(Dataset rows)
══════

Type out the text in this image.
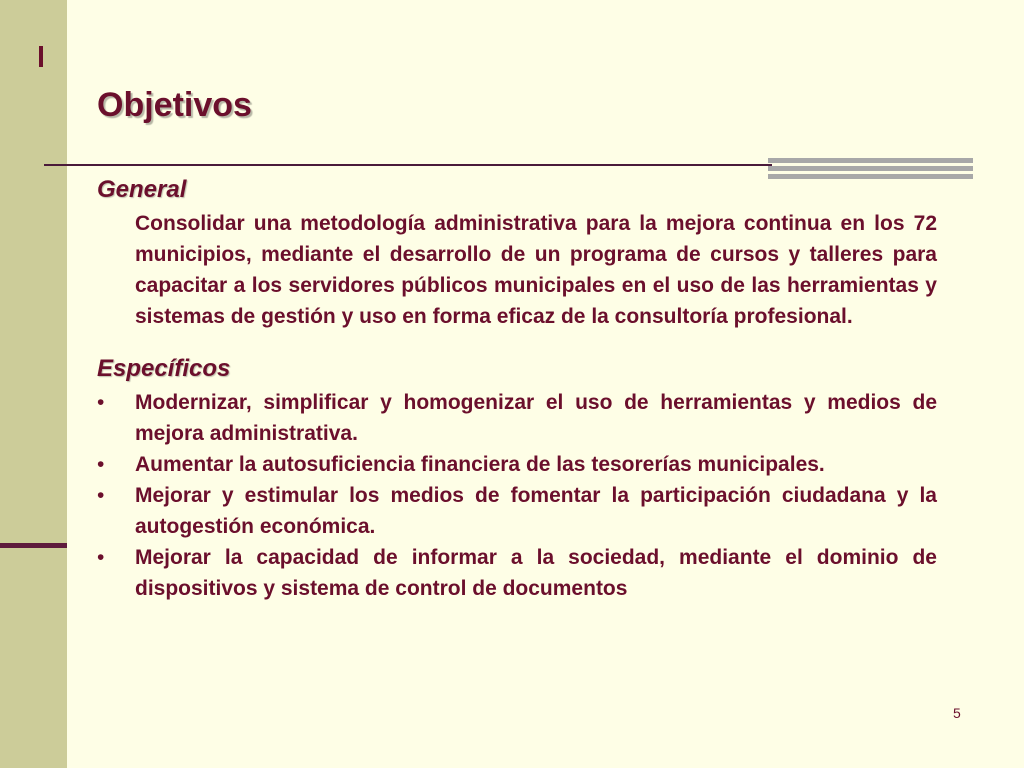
Objetivos

General

Consolidar una metodología administrativa para la mejora continua en los 72 municipios, mediante el desarrollo de un programa de cursos y talleres para capacitar a los servidores públicos municipales en el uso de las herramientas y sistemas de gestión y uso en forma eficaz de la consultoría profesional.

Específicos

• Modernizar, simplificar y homogenizar el uso de herramientas y medios de mejora administrativa.
• Aumentar la autosuficiencia financiera de las tesorerías municipales.
• Mejorar y estimular los medios de fomentar la participación ciudadana y la autogestión económica.
• Mejorar la capacidad de informar a la sociedad, mediante el dominio de dispositivos y sistema de control de documentos
5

══════

§ **Requirements**: Out of the material above, select every line that holds the string "herramientas".

§ **Written solution**:
Consolidar una metodología administrativa para la mejora continua en los 72 municipios, mediante el desarrollo de un programa de cursos y talleres para capacitar a los servidores públicos municipales en el uso de las herramientas y sistemas de gestión y uso en forma eficaz de la consultoría profesional.
• Modernizar, simplificar y homogenizar el uso de herramientas y medios de mejora administrativa.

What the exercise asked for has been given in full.